_Material to process_:

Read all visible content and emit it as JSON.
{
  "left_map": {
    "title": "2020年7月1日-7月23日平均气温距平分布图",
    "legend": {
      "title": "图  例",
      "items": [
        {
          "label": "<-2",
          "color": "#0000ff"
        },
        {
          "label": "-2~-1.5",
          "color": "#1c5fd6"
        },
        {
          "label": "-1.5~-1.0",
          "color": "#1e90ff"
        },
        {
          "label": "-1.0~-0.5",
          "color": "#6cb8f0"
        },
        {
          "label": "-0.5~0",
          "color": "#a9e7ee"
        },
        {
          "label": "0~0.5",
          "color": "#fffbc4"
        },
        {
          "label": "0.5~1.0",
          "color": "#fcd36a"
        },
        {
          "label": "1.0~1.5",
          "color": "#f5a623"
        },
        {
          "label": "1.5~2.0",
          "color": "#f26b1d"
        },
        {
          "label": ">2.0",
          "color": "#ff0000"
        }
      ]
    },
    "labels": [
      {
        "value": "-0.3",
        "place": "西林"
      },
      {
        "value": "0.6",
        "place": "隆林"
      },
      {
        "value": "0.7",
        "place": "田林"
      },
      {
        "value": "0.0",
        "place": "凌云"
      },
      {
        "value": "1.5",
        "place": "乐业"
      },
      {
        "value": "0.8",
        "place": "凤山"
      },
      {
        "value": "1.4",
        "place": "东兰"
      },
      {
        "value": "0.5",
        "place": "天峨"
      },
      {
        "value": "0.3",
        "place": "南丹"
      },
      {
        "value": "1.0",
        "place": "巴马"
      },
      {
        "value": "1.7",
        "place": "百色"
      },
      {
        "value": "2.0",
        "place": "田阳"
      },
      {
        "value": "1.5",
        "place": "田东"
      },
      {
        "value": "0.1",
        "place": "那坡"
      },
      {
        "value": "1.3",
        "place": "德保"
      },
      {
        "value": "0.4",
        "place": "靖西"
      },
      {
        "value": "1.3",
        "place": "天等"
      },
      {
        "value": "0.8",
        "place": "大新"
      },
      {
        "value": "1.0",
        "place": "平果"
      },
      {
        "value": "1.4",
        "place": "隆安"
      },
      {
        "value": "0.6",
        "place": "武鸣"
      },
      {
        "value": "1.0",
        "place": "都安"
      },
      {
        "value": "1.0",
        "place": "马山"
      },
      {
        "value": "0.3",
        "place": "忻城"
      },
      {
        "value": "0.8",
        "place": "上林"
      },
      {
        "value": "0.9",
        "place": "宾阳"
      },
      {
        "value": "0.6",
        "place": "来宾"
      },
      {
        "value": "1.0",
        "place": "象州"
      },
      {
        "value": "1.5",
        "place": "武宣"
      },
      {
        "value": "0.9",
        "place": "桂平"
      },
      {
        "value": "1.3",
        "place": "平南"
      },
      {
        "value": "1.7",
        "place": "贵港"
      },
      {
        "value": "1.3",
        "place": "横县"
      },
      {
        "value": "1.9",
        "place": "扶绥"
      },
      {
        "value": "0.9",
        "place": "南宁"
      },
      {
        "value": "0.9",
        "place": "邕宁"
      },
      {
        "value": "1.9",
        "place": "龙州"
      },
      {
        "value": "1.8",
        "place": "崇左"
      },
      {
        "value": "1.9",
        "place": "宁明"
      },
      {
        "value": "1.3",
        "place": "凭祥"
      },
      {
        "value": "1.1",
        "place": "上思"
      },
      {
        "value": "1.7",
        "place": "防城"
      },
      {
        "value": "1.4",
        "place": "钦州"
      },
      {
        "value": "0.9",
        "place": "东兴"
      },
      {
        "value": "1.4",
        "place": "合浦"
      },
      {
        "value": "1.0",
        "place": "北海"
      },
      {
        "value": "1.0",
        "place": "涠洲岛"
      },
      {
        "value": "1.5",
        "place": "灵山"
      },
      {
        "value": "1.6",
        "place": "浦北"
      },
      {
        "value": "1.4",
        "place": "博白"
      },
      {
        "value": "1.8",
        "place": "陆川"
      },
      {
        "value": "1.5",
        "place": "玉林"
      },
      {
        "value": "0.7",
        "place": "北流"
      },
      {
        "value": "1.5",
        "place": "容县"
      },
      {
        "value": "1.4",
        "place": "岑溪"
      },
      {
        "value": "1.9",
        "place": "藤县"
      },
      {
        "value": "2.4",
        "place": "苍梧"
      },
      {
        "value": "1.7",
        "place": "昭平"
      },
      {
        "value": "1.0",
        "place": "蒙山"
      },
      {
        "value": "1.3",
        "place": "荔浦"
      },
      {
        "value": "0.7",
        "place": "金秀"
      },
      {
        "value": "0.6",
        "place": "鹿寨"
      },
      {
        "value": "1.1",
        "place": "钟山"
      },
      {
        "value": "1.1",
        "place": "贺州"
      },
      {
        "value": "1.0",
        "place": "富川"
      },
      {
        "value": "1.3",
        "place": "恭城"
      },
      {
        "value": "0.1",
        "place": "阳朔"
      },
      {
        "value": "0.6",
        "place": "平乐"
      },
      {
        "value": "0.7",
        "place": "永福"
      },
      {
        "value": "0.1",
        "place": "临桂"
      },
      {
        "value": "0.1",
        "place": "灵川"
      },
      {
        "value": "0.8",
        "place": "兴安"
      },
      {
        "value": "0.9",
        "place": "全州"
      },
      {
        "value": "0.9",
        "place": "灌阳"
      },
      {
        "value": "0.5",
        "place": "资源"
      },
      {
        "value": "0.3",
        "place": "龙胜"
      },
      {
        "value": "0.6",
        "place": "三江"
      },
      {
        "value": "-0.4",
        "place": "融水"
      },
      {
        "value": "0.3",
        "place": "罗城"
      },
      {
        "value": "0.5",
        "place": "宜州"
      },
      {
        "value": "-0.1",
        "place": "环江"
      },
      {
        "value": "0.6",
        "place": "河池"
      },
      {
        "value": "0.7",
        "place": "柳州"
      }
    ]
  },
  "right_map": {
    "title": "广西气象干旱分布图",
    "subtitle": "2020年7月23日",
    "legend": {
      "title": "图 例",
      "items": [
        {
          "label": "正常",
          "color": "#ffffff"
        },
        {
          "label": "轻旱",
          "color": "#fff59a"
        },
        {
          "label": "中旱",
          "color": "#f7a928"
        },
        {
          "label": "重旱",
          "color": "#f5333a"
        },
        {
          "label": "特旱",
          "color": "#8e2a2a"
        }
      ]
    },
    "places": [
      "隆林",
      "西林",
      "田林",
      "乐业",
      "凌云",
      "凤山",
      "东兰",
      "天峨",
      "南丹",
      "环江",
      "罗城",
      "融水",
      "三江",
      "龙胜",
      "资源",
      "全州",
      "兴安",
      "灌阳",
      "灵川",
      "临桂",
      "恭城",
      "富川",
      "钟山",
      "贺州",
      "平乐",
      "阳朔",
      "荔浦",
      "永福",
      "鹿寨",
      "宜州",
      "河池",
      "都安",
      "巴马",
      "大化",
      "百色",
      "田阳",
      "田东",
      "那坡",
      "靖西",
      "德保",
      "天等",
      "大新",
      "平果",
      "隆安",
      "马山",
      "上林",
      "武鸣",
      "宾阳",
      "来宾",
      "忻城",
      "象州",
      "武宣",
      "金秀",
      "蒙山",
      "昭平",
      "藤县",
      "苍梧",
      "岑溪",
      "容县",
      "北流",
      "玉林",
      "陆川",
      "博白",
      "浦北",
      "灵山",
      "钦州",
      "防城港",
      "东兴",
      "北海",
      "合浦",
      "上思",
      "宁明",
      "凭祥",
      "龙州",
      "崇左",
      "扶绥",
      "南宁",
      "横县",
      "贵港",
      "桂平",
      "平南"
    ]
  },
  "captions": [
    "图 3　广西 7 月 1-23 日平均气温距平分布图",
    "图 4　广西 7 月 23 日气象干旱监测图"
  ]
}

_What is required_:
Quote every entry exactly.

_Written reply_:
Read all visible content and emit it as JSON.
{
  "left_map": {
    "title": "2020年7月1日-7月23日平均气温距平分布图",
    "legend": {
      "title": "图  例",
      "items": [
        {
          "label": "<-2",
          "color": "#0000ff"
        },
        {
          "label": "-2~-1.5",
          "color": "#1c5fd6"
        },
        {
          "label": "-1.5~-1.0",
          "color": "#1e90ff"
        },
        {
          "label": "-1.0~-0.5",
          "color": "#6cb8f0"
        },
        {
          "label": "-0.5~0",
          "color": "#a9e7ee"
        },
        {
          "label": "0~0.5",
          "color": "#fffbc4"
        },
        {
          "label": "0.5~1.0",
          "color": "#fcd36a"
        },
        {
          "label": "1.0~1.5",
          "color": "#f5a623"
        },
        {
          "label": "1.5~2.0",
          "color": "#f26b1d"
        },
        {
          "label": ">2.0",
          "color": "#ff0000"
        }
      ]
    },
    "labels": [
      {
        "value": "-0.3",
        "place": "西林"
      },
      {
        "value": "0.6",
        "place": "隆林"
      },
      {
        "value": "0.7",
        "place": "田林"
      },
      {
        "value": "0.0",
        "place": "凌云"
      },
      {
        "value": "1.5",
        "place": "乐业"
      },
      {
        "value": "0.8",
        "place": "凤山"
      },
      {
        "value": "1.4",
        "place": "东兰"
      },
      {
        "value": "0.5",
        "place": "天峨"
      },
      {
        "value": "0.3",
        "place": "南丹"
      },
      {
        "value": "1.0",
        "place": "巴马"
      },
      {
        "value": "1.7",
        "place": "百色"
      },
      {
        "value": "2.0",
        "place": "田阳"
      },
      {
        "value": "1.5",
        "place": "田东"
      },
      {
        "value": "0.1",
        "place": "那坡"
      },
      {
        "value": "1.3",
        "place": "德保"
      },
      {
        "value": "0.4",
        "place": "靖西"
      },
      {
        "value": "1.3",
        "place": "天等"
      },
      {
        "value": "0.8",
        "place": "大新"
      },
      {
        "value": "1.0",
        "place": "平果"
      },
      {
        "value": "1.4",
        "place": "隆安"
      },
      {
        "value": "0.6",
        "place": "武鸣"
      },
      {
        "value": "1.0",
        "place": "都安"
      },
      {
        "value": "1.0",
        "place": "马山"
      },
      {
        "value": "0.3",
        "place": "忻城"
      },
      {
        "value": "0.8",
        "place": "上林"
      },
      {
        "value": "0.9",
        "place": "宾阳"
      },
      {
        "value": "0.6",
        "place": "来宾"
      },
      {
        "value": "1.0",
        "place": "象州"
      },
      {
        "value": "1.5",
        "place": "武宣"
      },
      {
        "value": "0.9",
        "place": "桂平"
      },
      {
        "value": "1.3",
        "place": "平南"
      },
      {
        "value": "1.7",
        "place": "贵港"
      },
      {
        "value": "1.3",
        "place": "横县"
      },
      {
        "value": "1.9",
        "place": "扶绥"
      },
      {
        "value": "0.9",
        "place": "南宁"
      },
      {
        "value": "0.9",
        "place": "邕宁"
      },
      {
        "value": "1.9",
        "place": "龙州"
      },
      {
        "value": "1.8",
        "place": "崇左"
      },
      {
        "value": "1.9",
        "place": "宁明"
      },
      {
        "value": "1.3",
        "place": "凭祥"
      },
      {
        "value": "1.1",
        "place": "上思"
      },
      {
        "value": "1.7",
        "place": "防城"
      },
      {
        "value": "1.4",
        "place": "钦州"
      },
      {
        "value": "0.9",
        "place": "东兴"
      },
      {
        "value": "1.4",
        "place": "合浦"
      },
      {
        "value": "1.0",
        "place": "北海"
      },
      {
        "value": "1.0",
        "place": "涠洲岛"
      },
      {
        "value": "1.5",
        "place": "灵山"
      },
      {
        "value": "1.6",
        "place": "浦北"
      },
      {
        "value": "1.4",
        "place": "博白"
      },
      {
        "value": "1.8",
        "place": "陆川"
      },
      {
        "value": "1.5",
        "place": "玉林"
      },
      {
        "value": "0.7",
        "place": "北流"
      },
      {
        "value": "1.5",
        "place": "容县"
      },
      {
        "value": "1.4",
        "place": "岑溪"
      },
      {
        "value": "1.9",
        "place": "藤县"
      },
      {
        "value": "2.4",
        "place": "苍梧"
      },
      {
        "value": "1.7",
        "place": "昭平"
      },
      {
        "value": "1.0",
        "place": "蒙山"
      },
      {
        "value": "1.3",
        "place": "荔浦"
      },
      {
        "value": "0.7",
        "place": "金秀"
      },
      {
        "value": "0.6",
        "place": "鹿寨"
      },
      {
        "value": "1.1",
        "place": "钟山"
      },
      {
        "value": "1.1",
        "place": "贺州"
      },
      {
        "value": "1.0",
        "place": "富川"
      },
      {
        "value": "1.3",
        "place": "恭城"
      },
      {
        "value": "0.1",
        "place": "阳朔"
      },
      {
        "value": "0.6",
        "place": "平乐"
      },
      {
        "value": "0.7",
        "place": "永福"
      },
      {
        "value": "0.1",
        "place": "临桂"
      },
      {
        "value": "0.1",
        "place": "灵川"
      },
      {
        "value": "0.8",
        "place": "兴安"
      },
      {
        "value": "0.9",
        "place": "全州"
      },
      {
        "value": "0.9",
        "place": "灌阳"
      },
      {
        "value": "0.5",
        "place": "资源"
      },
      {
        "value": "0.3",
        "place": "龙胜"
      },
      {
        "value": "0.6",
        "place": "三江"
      },
      {
        "value": "-0.4",
        "place": "融水"
      },
      {
        "value": "0.3",
        "place": "罗城"
      },
      {
        "value": "0.5",
        "place": "宜州"
      },
      {
        "value": "-0.1",
        "place": "环江"
      },
      {
        "value": "0.6",
        "place": "河池"
      },
      {
        "value": "0.7",
        "place": "柳州"
      }
    ]
  },
  "right_map": {
    "title": "广西气象干旱分布图",
    "subtitle": "2020年7月23日",
    "legend": {
      "title": "图 例",
      "items": [
        {
          "label": "正常",
          "color": "#ffffff"
        },
        {
          "label": "轻旱",
          "color": "#fff59a"
        },
        {
          "label": "中旱",
          "color": "#f7a928"
        },
        {
          "label": "重旱",
          "color": "#f5333a"
        },
        {
          "label": "特旱",
          "color": "#8e2a2a"
        }
      ]
    },
    "places": [
      "隆林",
      "西林",
      "田林",
      "乐业",
      "凌云",
      "凤山",
      "东兰",
      "天峨",
      "南丹",
      "环江",
      "罗城",
      "融水",
      "三江",
      "龙胜",
      "资源",
      "全州",
      "兴安",
      "灌阳",
      "灵川",
      "临桂",
      "恭城",
      "富川",
      "钟山",
      "贺州",
      "平乐",
      "阳朔",
      "荔浦",
      "永福",
      "鹿寨",
      "宜州",
      "河池",
      "都安",
      "巴马",
      "大化",
      "百色",
      "田阳",
      "田东",
      "那坡",
      "靖西",
      "德保",
      "天等",
      "大新",
      "平果",
      "隆安",
      "马山",
      "上林",
      "武鸣",
      "宾阳",
      "来宾",
      "忻城",
      "象州",
      "武宣",
      "金秀",
      "蒙山",
      "昭平",
      "藤县",
      "苍梧",
      "岑溪",
      "容县",
      "北流",
      "玉林",
      "陆川",
      "博白",
      "浦北",
      "灵山",
      "钦州",
      "防城港",
      "东兴",
      "北海",
      "合浦",
      "上思",
      "宁明",
      "凭祥",
      "龙州",
      "崇左",
      "扶绥",
      "南宁",
      "横县",
      "贵港",
      "桂平",
      "平南"
    ]
  },
  "captions": [
    "图 3　广西 7 月 1-23 日平均气温距平分布图",
    "图 4　广西 7 月 23 日气象干旱监测图"
  ]
}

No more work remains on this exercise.